**What you are asked to do**
Isolate every line in the data with the string "eccentricity" and copy it.
----
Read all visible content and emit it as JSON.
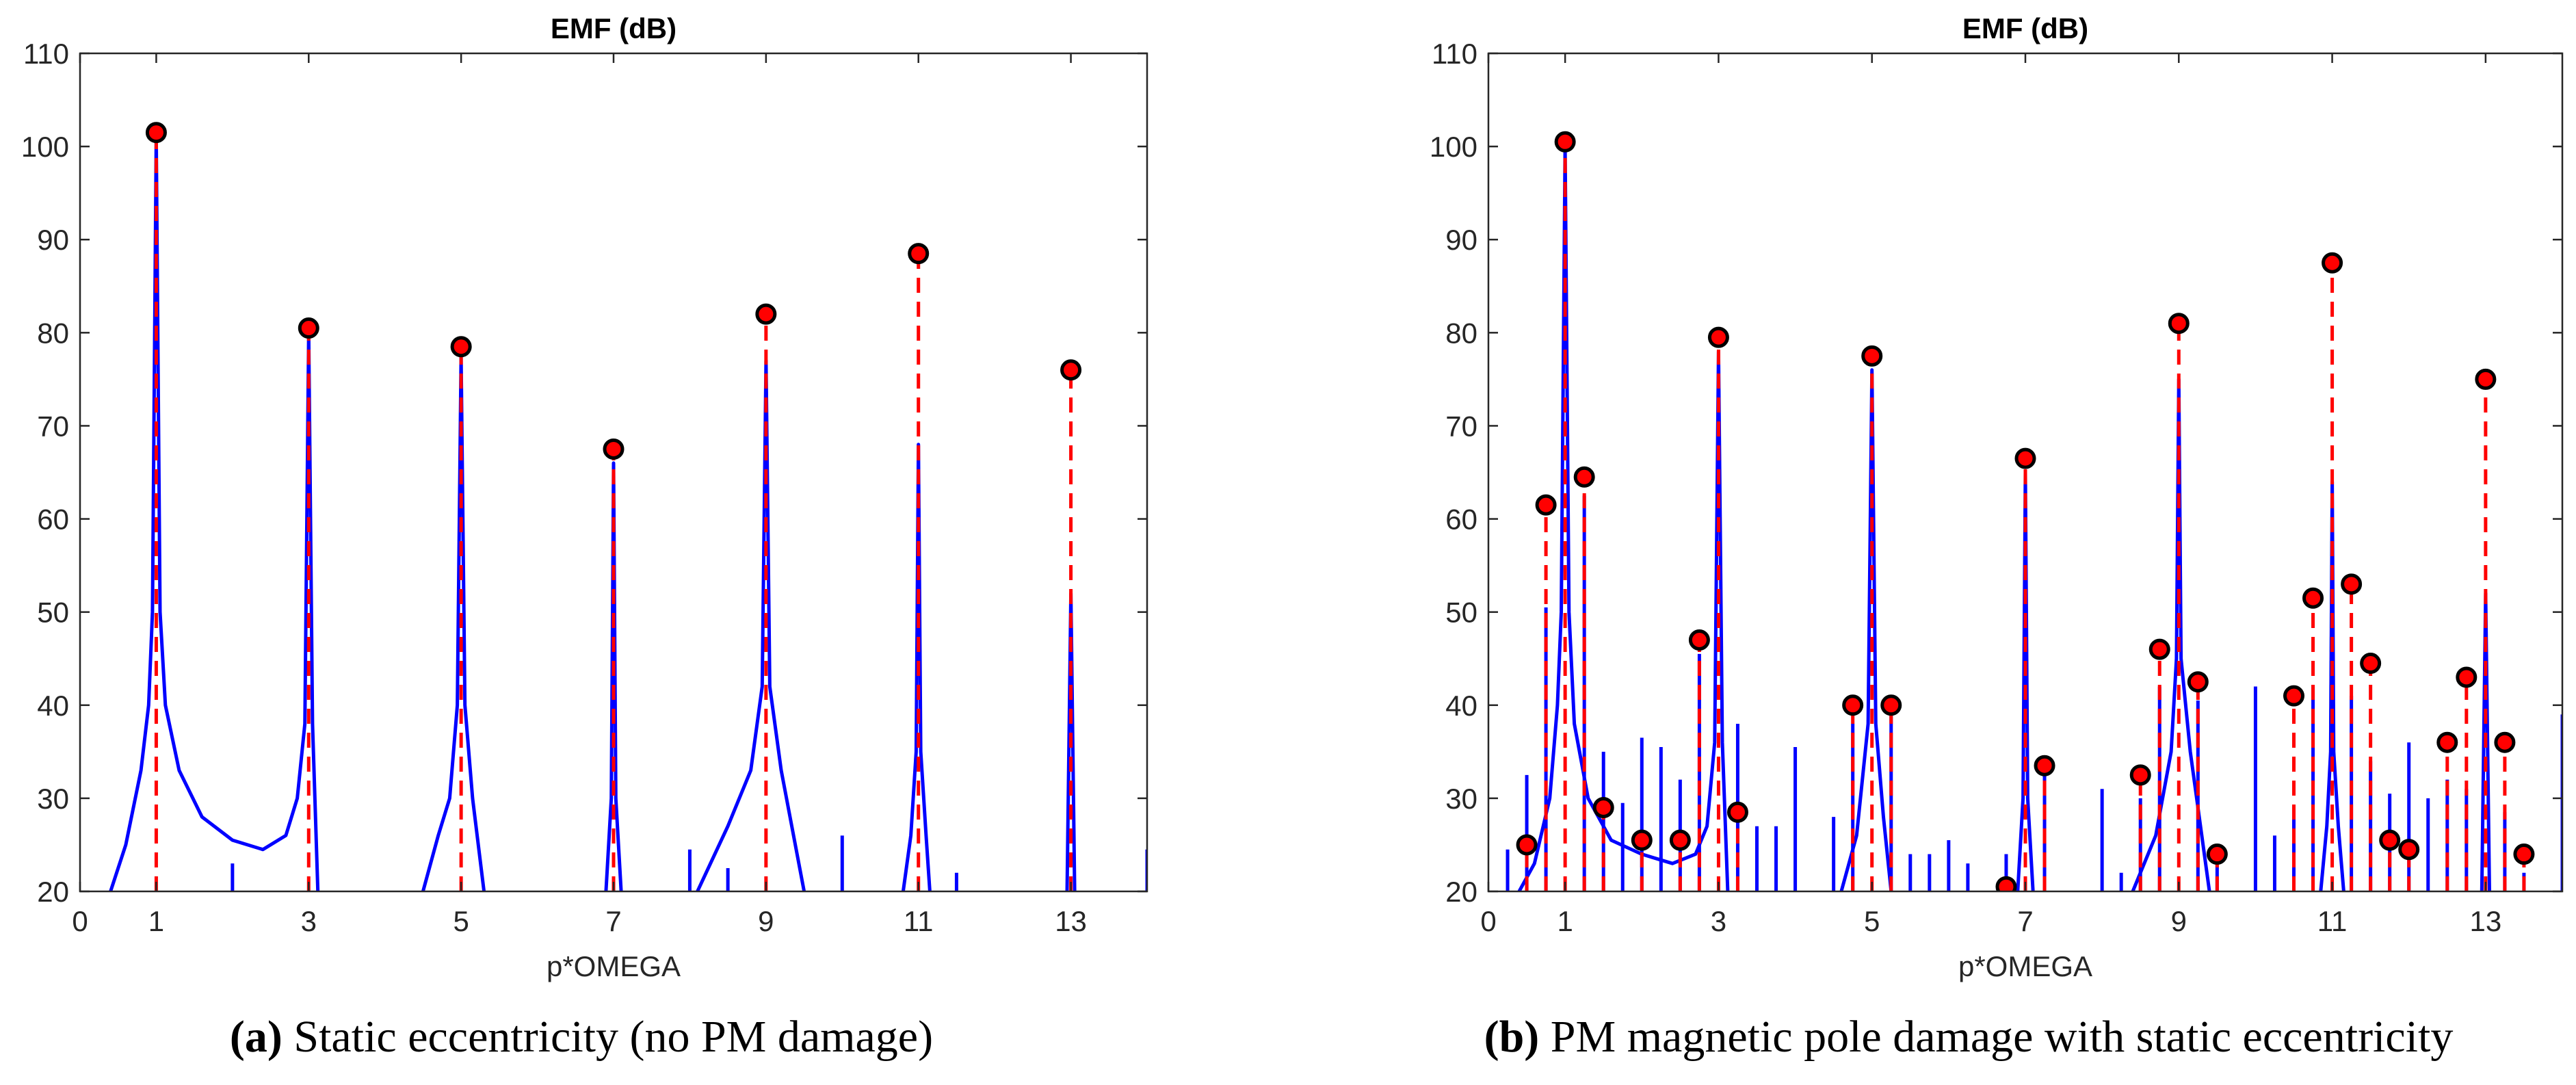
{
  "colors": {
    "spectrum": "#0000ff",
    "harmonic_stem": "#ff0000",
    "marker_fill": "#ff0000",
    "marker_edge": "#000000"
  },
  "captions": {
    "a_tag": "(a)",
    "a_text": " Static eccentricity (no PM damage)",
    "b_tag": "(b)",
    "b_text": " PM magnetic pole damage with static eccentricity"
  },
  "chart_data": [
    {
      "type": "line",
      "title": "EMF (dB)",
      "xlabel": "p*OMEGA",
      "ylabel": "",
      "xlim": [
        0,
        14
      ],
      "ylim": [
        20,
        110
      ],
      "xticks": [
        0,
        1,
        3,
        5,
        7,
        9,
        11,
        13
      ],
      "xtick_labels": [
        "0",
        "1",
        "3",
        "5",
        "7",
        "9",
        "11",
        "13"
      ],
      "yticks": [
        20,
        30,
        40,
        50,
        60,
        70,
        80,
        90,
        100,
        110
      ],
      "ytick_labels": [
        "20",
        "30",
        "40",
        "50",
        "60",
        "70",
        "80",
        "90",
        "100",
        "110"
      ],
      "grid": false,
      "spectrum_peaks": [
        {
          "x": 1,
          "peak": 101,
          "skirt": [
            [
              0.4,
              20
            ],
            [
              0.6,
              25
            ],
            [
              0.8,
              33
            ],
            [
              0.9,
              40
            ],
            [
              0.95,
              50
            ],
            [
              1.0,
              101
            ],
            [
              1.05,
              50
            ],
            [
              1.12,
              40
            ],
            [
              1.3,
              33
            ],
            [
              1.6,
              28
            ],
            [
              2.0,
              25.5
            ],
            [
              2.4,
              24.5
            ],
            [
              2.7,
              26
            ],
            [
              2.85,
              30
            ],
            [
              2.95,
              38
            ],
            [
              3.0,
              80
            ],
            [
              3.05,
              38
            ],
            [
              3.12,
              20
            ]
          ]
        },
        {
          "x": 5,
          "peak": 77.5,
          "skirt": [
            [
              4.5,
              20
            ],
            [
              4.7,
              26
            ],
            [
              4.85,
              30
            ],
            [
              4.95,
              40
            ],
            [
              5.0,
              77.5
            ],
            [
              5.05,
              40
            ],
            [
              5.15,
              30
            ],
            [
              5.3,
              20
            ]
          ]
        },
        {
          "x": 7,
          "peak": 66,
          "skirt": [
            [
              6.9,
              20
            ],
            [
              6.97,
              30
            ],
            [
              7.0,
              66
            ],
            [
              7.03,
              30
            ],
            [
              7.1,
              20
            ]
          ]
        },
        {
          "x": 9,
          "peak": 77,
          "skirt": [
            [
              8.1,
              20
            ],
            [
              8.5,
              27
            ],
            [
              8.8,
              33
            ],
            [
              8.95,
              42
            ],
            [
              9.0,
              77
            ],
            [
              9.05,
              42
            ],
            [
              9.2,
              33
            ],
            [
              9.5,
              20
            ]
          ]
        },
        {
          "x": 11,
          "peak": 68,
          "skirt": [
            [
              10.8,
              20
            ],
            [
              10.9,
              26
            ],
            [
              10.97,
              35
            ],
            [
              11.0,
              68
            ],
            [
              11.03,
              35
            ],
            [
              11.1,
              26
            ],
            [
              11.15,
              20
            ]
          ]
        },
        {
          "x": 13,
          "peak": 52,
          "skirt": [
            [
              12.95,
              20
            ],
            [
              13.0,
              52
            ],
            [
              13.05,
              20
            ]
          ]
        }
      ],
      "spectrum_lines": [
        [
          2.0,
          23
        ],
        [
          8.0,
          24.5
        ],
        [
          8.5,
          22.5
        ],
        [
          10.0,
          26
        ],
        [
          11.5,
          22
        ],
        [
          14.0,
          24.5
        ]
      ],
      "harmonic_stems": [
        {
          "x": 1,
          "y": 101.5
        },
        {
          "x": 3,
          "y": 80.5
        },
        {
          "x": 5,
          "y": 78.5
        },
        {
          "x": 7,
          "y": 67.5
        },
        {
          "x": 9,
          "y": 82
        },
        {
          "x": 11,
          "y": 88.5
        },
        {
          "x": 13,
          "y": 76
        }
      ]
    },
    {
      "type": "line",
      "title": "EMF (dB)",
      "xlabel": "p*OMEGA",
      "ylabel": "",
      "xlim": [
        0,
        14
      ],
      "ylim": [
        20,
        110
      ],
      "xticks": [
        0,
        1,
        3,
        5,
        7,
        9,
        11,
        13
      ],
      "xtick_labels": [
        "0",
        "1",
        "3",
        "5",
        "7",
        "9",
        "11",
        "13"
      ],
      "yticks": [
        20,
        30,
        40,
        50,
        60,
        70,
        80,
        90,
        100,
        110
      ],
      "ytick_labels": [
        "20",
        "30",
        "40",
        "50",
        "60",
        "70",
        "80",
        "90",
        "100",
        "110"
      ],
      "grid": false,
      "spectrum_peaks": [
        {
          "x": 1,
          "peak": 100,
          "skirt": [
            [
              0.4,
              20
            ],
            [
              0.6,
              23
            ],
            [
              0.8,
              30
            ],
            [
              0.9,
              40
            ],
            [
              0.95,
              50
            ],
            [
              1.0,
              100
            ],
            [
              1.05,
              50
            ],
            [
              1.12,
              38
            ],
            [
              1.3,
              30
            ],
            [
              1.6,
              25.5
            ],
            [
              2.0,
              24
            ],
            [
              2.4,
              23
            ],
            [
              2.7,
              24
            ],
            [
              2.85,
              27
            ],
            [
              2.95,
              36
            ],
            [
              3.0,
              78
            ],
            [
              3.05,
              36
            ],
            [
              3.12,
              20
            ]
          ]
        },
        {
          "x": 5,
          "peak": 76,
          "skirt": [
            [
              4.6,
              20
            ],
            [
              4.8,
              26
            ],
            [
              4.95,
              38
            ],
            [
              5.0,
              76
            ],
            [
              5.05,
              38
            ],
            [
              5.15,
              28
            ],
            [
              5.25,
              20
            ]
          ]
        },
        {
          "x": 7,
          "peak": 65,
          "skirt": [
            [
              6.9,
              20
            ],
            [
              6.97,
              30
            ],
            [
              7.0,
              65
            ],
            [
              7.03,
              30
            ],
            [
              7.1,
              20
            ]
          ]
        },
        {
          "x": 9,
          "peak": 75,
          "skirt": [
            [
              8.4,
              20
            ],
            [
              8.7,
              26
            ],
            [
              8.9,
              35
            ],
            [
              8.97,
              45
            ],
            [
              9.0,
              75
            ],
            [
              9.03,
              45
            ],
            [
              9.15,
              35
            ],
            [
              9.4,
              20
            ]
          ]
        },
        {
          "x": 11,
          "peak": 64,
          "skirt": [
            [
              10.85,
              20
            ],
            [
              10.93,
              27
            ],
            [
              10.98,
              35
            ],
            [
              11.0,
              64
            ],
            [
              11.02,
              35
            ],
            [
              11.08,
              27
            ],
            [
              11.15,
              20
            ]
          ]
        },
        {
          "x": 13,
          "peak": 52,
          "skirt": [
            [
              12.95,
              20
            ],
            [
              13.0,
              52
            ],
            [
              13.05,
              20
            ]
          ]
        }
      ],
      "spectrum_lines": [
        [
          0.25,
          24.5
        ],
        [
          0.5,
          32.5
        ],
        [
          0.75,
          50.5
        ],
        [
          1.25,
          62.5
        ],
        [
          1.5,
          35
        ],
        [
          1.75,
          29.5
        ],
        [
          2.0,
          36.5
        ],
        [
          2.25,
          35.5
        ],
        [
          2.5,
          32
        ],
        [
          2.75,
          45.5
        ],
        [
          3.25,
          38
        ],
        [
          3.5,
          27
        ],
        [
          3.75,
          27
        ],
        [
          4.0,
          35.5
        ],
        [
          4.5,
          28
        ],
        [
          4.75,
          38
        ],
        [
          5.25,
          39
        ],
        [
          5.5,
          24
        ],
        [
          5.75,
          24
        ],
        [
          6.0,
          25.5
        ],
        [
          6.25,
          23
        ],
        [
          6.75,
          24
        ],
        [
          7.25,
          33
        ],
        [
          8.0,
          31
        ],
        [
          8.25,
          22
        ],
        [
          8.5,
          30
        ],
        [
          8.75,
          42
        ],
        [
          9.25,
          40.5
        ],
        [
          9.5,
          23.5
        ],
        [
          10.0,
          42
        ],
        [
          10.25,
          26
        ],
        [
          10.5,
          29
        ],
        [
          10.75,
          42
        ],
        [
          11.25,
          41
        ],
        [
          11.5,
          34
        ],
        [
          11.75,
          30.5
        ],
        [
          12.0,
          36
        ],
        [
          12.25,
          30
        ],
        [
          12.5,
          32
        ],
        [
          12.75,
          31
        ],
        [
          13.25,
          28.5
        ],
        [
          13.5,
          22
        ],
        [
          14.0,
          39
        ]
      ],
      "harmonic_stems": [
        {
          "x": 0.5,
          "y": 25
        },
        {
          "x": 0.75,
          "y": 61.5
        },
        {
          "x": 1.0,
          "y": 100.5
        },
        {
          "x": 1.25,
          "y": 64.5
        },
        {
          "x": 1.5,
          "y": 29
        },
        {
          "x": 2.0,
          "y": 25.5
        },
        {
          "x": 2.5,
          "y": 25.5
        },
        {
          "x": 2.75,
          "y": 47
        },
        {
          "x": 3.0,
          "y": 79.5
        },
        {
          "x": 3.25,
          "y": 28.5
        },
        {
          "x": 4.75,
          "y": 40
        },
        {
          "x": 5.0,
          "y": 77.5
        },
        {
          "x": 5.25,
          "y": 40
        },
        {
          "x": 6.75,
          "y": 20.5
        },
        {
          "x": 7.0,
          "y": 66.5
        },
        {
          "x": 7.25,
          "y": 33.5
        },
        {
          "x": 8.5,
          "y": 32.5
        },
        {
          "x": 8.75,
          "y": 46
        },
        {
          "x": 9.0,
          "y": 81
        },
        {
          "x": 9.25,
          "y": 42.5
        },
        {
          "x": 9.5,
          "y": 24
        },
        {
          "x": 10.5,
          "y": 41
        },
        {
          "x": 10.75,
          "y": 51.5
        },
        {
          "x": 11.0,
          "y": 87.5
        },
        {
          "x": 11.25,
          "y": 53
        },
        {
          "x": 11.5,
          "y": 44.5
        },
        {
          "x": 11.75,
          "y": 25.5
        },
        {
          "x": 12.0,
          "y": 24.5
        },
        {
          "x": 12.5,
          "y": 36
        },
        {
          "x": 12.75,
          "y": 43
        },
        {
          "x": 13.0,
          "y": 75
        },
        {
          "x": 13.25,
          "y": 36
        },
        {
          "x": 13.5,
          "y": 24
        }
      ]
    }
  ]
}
----
**Answer**
    "a_text": " Static eccentricity (no PM damage)",
    "b_text": " PM magnetic pole damage with static eccentricity"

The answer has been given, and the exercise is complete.